##### DATASET EXTRACT #####

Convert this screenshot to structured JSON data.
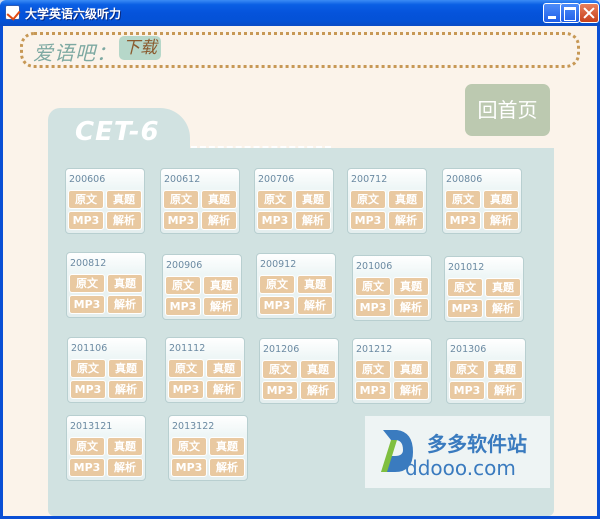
{
  "window": {
    "title": "大学英语六级听力"
  },
  "brand": {
    "name": "爱语吧：",
    "download": "下载"
  },
  "home_button": "回首页",
  "panel": {
    "tab_label": "CET-6"
  },
  "button_labels": {
    "original": "原文",
    "exam": "真题",
    "mp3": "MP3",
    "analysis": "解析"
  },
  "cards": [
    {
      "year": "200606"
    },
    {
      "year": "200612"
    },
    {
      "year": "200706"
    },
    {
      "year": "200712"
    },
    {
      "year": "200806"
    },
    {
      "year": "200812"
    },
    {
      "year": "200906"
    },
    {
      "year": "200912"
    },
    {
      "year": "201006"
    },
    {
      "year": "201012"
    },
    {
      "year": "201106"
    },
    {
      "year": "201112"
    },
    {
      "year": "201206"
    },
    {
      "year": "201212"
    },
    {
      "year": "201306"
    },
    {
      "year": "2013121"
    },
    {
      "year": "2013122"
    }
  ],
  "watermark": {
    "cn": "多多软件站",
    "en": "ddooo.com"
  },
  "colors": {
    "titlebar": "#0553db",
    "background": "#fbf3ea",
    "panel": "#d1e2e1",
    "button": "#e9c9a1",
    "home_button": "#bcc9b0",
    "brand_border": "#c79855"
  }
}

#####

## WHAT THE EXERCISE ASKS
Each entry must be retyped word for word, with every image omitted.

## RESPONSE TO THE EXERCISE
Convert this screenshot to structured JSON data.
{
  "window": {
    "title": "大学英语六级听力"
  },
  "brand": {
    "name": "爱语吧：",
    "download": "下载"
  },
  "home_button": "回首页",
  "panel": {
    "tab_label": "CET-6"
  },
  "button_labels": {
    "original": "原文",
    "exam": "真题",
    "mp3": "MP3",
    "analysis": "解析"
  },
  "cards": [
    {
      "year": "200606"
    },
    {
      "year": "200612"
    },
    {
      "year": "200706"
    },
    {
      "year": "200712"
    },
    {
      "year": "200806"
    },
    {
      "year": "200812"
    },
    {
      "year": "200906"
    },
    {
      "year": "200912"
    },
    {
      "year": "201006"
    },
    {
      "year": "201012"
    },
    {
      "year": "201106"
    },
    {
      "year": "201112"
    },
    {
      "year": "201206"
    },
    {
      "year": "201212"
    },
    {
      "year": "201306"
    },
    {
      "year": "2013121"
    },
    {
      "year": "2013122"
    }
  ],
  "watermark": {
    "cn": "多多软件站",
    "en": "ddooo.com"
  },
  "colors": {
    "titlebar": "#0553db",
    "background": "#fbf3ea",
    "panel": "#d1e2e1",
    "button": "#e9c9a1",
    "home_button": "#bcc9b0",
    "brand_border": "#c79855"
  }
}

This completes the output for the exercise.